> GIVEN DATA

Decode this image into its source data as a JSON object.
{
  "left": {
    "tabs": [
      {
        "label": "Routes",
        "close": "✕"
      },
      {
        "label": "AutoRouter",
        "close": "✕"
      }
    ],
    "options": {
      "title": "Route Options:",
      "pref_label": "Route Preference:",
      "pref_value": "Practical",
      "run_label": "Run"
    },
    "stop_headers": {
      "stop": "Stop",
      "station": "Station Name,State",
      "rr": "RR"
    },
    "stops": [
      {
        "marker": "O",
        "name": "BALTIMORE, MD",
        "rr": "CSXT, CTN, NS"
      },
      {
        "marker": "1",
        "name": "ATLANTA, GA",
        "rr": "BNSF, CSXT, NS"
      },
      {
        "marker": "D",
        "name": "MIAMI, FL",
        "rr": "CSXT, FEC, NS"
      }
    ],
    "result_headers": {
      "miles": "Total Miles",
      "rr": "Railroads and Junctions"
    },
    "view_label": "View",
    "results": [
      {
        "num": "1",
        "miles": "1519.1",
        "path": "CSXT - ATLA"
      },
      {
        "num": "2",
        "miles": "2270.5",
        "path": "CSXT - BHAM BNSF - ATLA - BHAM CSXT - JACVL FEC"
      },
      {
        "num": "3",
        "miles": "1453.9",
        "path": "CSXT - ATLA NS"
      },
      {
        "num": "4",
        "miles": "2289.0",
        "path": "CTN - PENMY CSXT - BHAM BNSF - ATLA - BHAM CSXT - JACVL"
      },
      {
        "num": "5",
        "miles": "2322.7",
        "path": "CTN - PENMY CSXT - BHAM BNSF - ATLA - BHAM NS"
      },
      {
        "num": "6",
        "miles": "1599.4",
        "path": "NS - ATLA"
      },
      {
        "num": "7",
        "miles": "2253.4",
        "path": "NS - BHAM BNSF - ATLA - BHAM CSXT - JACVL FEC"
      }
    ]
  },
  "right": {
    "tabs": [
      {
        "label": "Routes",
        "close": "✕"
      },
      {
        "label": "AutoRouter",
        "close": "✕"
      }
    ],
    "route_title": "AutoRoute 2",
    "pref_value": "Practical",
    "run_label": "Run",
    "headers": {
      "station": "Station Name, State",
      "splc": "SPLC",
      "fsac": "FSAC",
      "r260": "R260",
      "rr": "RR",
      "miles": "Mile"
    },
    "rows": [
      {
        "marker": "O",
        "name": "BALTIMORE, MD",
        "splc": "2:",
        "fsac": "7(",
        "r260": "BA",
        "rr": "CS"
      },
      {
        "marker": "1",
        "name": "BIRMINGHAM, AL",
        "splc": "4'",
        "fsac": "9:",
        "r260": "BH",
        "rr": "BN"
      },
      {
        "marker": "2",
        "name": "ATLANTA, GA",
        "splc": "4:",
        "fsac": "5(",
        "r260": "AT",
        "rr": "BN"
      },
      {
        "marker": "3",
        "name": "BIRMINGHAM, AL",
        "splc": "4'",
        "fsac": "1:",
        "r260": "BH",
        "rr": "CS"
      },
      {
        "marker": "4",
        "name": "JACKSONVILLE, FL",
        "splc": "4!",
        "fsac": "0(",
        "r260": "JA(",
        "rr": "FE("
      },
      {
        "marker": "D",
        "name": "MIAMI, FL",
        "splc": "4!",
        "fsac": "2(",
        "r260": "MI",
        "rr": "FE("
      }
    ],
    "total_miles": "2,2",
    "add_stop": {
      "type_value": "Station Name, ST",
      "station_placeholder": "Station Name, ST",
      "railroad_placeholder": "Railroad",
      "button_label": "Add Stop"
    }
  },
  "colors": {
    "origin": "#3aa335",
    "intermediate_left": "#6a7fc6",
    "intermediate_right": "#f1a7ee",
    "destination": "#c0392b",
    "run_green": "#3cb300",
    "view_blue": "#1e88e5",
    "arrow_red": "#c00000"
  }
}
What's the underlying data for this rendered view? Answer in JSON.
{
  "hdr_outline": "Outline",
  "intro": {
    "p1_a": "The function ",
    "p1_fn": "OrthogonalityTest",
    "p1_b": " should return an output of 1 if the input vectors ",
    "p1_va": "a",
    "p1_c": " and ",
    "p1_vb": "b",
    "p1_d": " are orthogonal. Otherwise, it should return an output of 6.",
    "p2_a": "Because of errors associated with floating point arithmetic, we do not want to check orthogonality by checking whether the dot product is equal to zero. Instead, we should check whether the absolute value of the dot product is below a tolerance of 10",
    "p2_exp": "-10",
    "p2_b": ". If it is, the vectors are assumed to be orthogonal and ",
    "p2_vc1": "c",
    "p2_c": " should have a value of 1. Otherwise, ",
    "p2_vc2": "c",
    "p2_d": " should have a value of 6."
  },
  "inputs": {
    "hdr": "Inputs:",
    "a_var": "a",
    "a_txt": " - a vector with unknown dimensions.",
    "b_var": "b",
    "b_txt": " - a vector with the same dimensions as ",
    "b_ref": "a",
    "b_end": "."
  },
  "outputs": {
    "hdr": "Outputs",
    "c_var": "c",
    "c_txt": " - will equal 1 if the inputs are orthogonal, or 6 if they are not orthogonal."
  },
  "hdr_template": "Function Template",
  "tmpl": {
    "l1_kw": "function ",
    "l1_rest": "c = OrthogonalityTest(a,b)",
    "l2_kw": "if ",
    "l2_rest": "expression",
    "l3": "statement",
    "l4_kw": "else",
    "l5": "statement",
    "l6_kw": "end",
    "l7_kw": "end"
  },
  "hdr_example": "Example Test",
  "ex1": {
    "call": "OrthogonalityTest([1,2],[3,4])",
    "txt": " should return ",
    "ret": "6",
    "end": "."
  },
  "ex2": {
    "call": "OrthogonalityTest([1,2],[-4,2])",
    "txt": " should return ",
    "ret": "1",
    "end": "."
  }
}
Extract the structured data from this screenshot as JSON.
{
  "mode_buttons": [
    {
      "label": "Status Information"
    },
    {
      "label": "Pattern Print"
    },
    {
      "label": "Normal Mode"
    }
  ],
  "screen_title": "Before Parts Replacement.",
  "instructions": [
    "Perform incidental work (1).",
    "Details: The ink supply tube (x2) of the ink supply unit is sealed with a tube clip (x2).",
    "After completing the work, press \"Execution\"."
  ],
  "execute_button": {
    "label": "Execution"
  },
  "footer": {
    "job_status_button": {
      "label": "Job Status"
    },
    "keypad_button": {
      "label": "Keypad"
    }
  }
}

> STATED GOAL
From the records above, extract each line exactly as shown.

> THE COMPLETED TASK
Decode this image into its source data as a JSON object.
{
  "left": {
    "tabs": [
      {
        "label": "Routes",
        "close": "✕"
      },
      {
        "label": "AutoRouter",
        "close": "✕"
      }
    ],
    "options": {
      "title": "Route Options:",
      "pref_label": "Route Preference:",
      "pref_value": "Practical",
      "run_label": "Run"
    },
    "stop_headers": {
      "stop": "Stop",
      "station": "Station Name,State",
      "rr": "RR"
    },
    "stops": [
      {
        "marker": "O",
        "name": "BALTIMORE, MD",
        "rr": "CSXT, CTN, NS"
      },
      {
        "marker": "1",
        "name": "ATLANTA, GA",
        "rr": "BNSF, CSXT, NS"
      },
      {
        "marker": "D",
        "name": "MIAMI, FL",
        "rr": "CSXT, FEC, NS"
      }
    ],
    "result_headers": {
      "miles": "Total Miles",
      "rr": "Railroads and Junctions"
    },
    "view_label": "View",
    "results": [
      {
        "num": "1",
        "miles": "1519.1",
        "path": "CSXT - ATLA"
      },
      {
        "num": "2",
        "miles": "2270.5",
        "path": "CSXT - BHAM BNSF - ATLA - BHAM CSXT - JACVL FEC"
      },
      {
        "num": "3",
        "miles": "1453.9",
        "path": "CSXT - ATLA NS"
      },
      {
        "num": "4",
        "miles": "2289.0",
        "path": "CTN - PENMY CSXT - BHAM BNSF - ATLA - BHAM CSXT - JACVL"
      },
      {
        "num": "5",
        "miles": "2322.7",
        "path": "CTN - PENMY CSXT - BHAM BNSF - ATLA - BHAM NS"
      },
      {
        "num": "6",
        "miles": "1599.4",
        "path": "NS - ATLA"
      },
      {
        "num": "7",
        "miles": "2253.4",
        "path": "NS - BHAM BNSF - ATLA - BHAM CSXT - JACVL FEC"
      }
    ]
  },
  "right": {
    "tabs": [
      {
        "label": "Routes",
        "close": "✕"
      },
      {
        "label": "AutoRouter",
        "close": "✕"
      }
    ],
    "route_title": "AutoRoute 2",
    "pref_value": "Practical",
    "run_label": "Run",
    "headers": {
      "station": "Station Name, State",
      "splc": "SPLC",
      "fsac": "FSAC",
      "r260": "R260",
      "rr": "RR",
      "miles": "Mile"
    },
    "rows": [
      {
        "marker": "O",
        "name": "BALTIMORE, MD",
        "splc": "2:",
        "fsac": "7(",
        "r260": "BA",
        "rr": "CS"
      },
      {
        "marker": "1",
        "name": "BIRMINGHAM, AL",
        "splc": "4'",
        "fsac": "9:",
        "r260": "BH",
        "rr": "BN"
      },
      {
        "marker": "2",
        "name": "ATLANTA, GA",
        "splc": "4:",
        "fsac": "5(",
        "r260": "AT",
        "rr": "BN"
      },
      {
        "marker": "3",
        "name": "BIRMINGHAM, AL",
        "splc": "4'",
        "fsac": "1:",
        "r260": "BH",
        "rr": "CS"
      },
      {
        "marker": "4",
        "name": "JACKSONVILLE, FL",
        "splc": "4!",
        "fsac": "0(",
        "r260": "JA(",
        "rr": "FE("
      },
      {
        "marker": "D",
        "name": "MIAMI, FL",
        "splc": "4!",
        "fsac": "2(",
        "r260": "MI",
        "rr": "FE("
      }
    ],
    "total_miles": "2,2",
    "add_stop": {
      "type_value": "Station Name, ST",
      "station_placeholder": "Station Name, ST",
      "railroad_placeholder": "Railroad",
      "button_label": "Add Stop"
    }
  },
  "colors": {
    "origin": "#3aa335",
    "intermediate_left": "#6a7fc6",
    "intermediate_right": "#f1a7ee",
    "destination": "#c0392b",
    "run_green": "#3cb300",
    "view_blue": "#1e88e5",
    "arrow_red": "#c00000"
  }
}
What's the underlying data for this rendered view? Answer in JSON.
{
  "hdr_outline": "Outline",
  "intro": {
    "p1_a": "The function ",
    "p1_fn": "OrthogonalityTest",
    "p1_b": " should return an output of 1 if the input vectors ",
    "p1_va": "a",
    "p1_c": " and ",
    "p1_vb": "b",
    "p1_d": " are orthogonal. Otherwise, it should return an output of 6.",
    "p2_a": "Because of errors associated with floating point arithmetic, we do not want to check orthogonality by checking whether the dot product is equal to zero. Instead, we should check whether the absolute value of the dot product is below a tolerance of 10",
    "p2_exp": "-10",
    "p2_b": ". If it is, the vectors are assumed to be orthogonal and ",
    "p2_vc1": "c",
    "p2_c": " should have a value of 1. Otherwise, ",
    "p2_vc2": "c",
    "p2_d": " should have a value of 6."
  },
  "inputs": {
    "hdr": "Inputs:",
    "a_var": "a",
    "a_txt": " - a vector with unknown dimensions.",
    "b_var": "b",
    "b_txt": " - a vector with the same dimensions as ",
    "b_ref": "a",
    "b_end": "."
  },
  "outputs": {
    "hdr": "Outputs",
    "c_var": "c",
    "c_txt": " - will equal 1 if the inputs are orthogonal, or 6 if they are not orthogonal."
  },
  "hdr_template": "Function Template",
  "tmpl": {
    "l1_kw": "function ",
    "l1_rest": "c = OrthogonalityTest(a,b)",
    "l2_kw": "if ",
    "l2_rest": "expression",
    "l3": "statement",
    "l4_kw": "else",
    "l5": "statement",
    "l6_kw": "end",
    "l7_kw": "end"
  },
  "hdr_example": "Example Test",
  "ex1": {
    "call": "OrthogonalityTest([1,2],[3,4])",
    "txt": " should return ",
    "ret": "6",
    "end": "."
  },
  "ex2": {
    "call": "OrthogonalityTest([1,2],[-4,2])",
    "txt": " should return ",
    "ret": "1",
    "end": "."
  }
}
Extract the structured data from this screenshot as JSON.
{
  "mode_buttons": [
    {
      "label": "Status Information"
    },
    {
      "label": "Pattern Print"
    },
    {
      "label": "Normal Mode"
    }
  ],
  "screen_title": "Before Parts Replacement.",
  "instructions": [
    "Perform incidental work (1).",
    "Details: The ink supply tube (x2) of the ink supply unit is sealed with a tube clip (x2).",
    "After completing the work, press \"Execution\"."
  ],
  "execute_button": {
    "label": "Execution"
  },
  "footer": {
    "job_status_button": {
      "label": "Job Status"
    },
    "keypad_button": {
      "label": "Keypad"
    }
  }
}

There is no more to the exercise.